● Excerpt provided
============

All of lore.kernel.org
 help / color / mirror / Atom feed
From: Peter Feiner <pfeiner@google.com>
To: linux-mm@kvack.org
Cc: linux-kernel@vger.kernel.org, Peter Feiner <pfeiner@google.com>,
	"Kirill A. Shutemov" <kirill@shutemov.name>,
	Cyrill Gorcunov <gorcunov@openvz.org>,
	Pavel Emelyanov <xemul@parallels.com>,
	Jamie Liu <jamieliu@google.com>, Hugh Dickins <hughd@google.com>,
	Naoya Horiguchi <n-horiguchi@ah.jp.nec.com>,
	Andrew Morton <akpm@linux-foundation.org>
Subject: [PATCH v2 1/3] mm: softdirty: enable write notifications on VMAs after VM_SOFTDIRTY cleared
Date: Sat, 23 Aug 2014 18:11:59 -0400	[thread overview]
Message-ID: <1408831921-10168-2-git-send-email-pfeiner@google.com> (raw)
In-Reply-To: <1408831921-10168-1-git-send-email-pfeiner@google.com>

For VMAs that don't want write notifications, PTEs created for read
faults have their write bit set. If the read fault happens after
VM_SOFTDIRTY is cleared, then the PTE's softdirty bit will remain
clear after subsequent writes.

Here's a simple code snippet to demonstrate the bug:

  char* m = mmap(NULL, getpagesize(), PROT_READ | PROT_WRITE,
                 MAP_ANONYMOUS | MAP_SHARED, -1, 0);
  system("echo 4 > /proc/$PPID/clear_refs"); /* clear VM_SOFTDIRTY */
  assert(*m == '\0');     /* new PTE allows write access */
  assert(!soft_dirty(x));
  *m = 'x';               /* should dirty the page */
  assert(soft_dirty(x));  /* fails */

With this patch, write notifications are enabled when VM_SOFTDIRTY is
cleared. Furthermore, to avoid faults, write notifications are
disabled when VM_SOFTDIRTY is reset.

============

● Your tasks
a: In the softdirty patch email, what happens to write notifications when VM_SOFTDIRTY is reset?
b: Translate this sentence from the softdirty patch email into German: "With this patch, write notifications are enabled when VM_SOFTDIRTY is cleared."
c: Continue the softdirty patch email, starting right after its final sentence.

● Dataset content

============

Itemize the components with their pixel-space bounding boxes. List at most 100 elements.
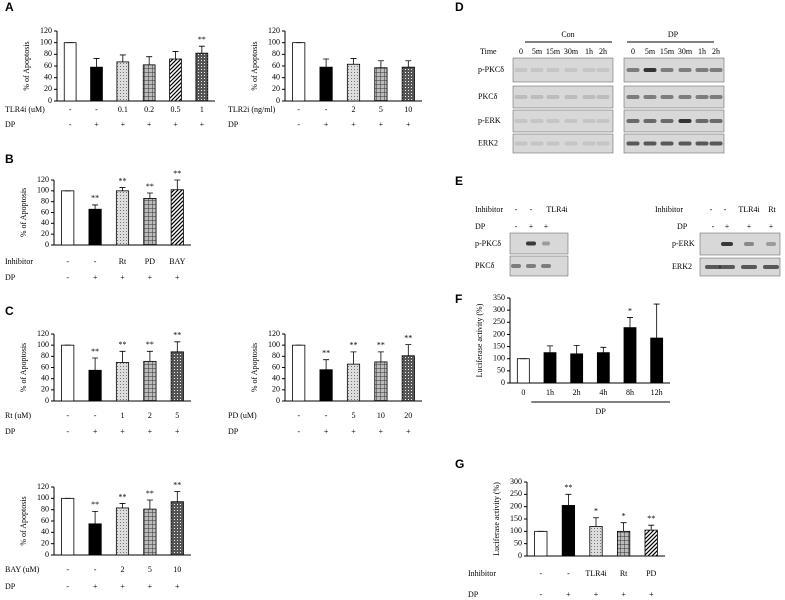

============

● Outputs for the tasks
a: They are disabled, to avoid faults.

b: Mit diesem Patch werden Schreibbenachrichtigungen aktiviert, wenn VM_SOFTDIRTY gelöscht wird.

c:
Signed-off-by: Peter Feiner <pfeiner@google.com>
---
 v1 -> v2: Instead of checking VM_SOFTDIRTY in the fault handler, enable write
           notifications on vm_page_prot when we clear VM_SOFTDIRTY.

 fs/proc/task_mmu.c | 17 ++++++++++++++++-
 include/linux/mm.h | 15 +++++++++++++++
 mm/mmap.c          | 10 +++++++++-
 3 files changed, 40 insertions(+), 2 deletions(-)

diff --git a/fs/proc/task_mmu.c b/fs/proc/task_mmu.c
index dfc791c..f1a5382 100644
--- a/fs/proc/task_mmu.c
+++ b/fs/proc/task_mmu.c
@@ -851,8 +851,23 @@ static ssize_t clear_refs_write(struct file *file, const char __user *buf,
 			if (type == CLEAR_REFS_MAPPED && !vma->vm_file)
 				continue;
 			if (type == CLEAR_REFS_SOFT_DIRTY) {
-				if (vma->vm_flags & VM_SOFTDIRTY)
+				if (vma->vm_flags & VM_SOFTDIRTY) {
 					vma->vm_flags &= ~VM_SOFTDIRTY;
+					/*
+					 * We don't have a write lock on
+					 * mm->mmap_sem, so we race with the
+					 * fault handler reading vm_page_prot.
+					 * Therefore writable PTEs (that won't
+					 * have soft-dirty set) can be created
+					 * for read faults. However, since the
+					 * PTE lock is held while vm_page_prot
+					 * is read and while we write protect
+					 * PTEs during our walk, any writable
+					 * PTEs that slipped through will be
+					 * write protected.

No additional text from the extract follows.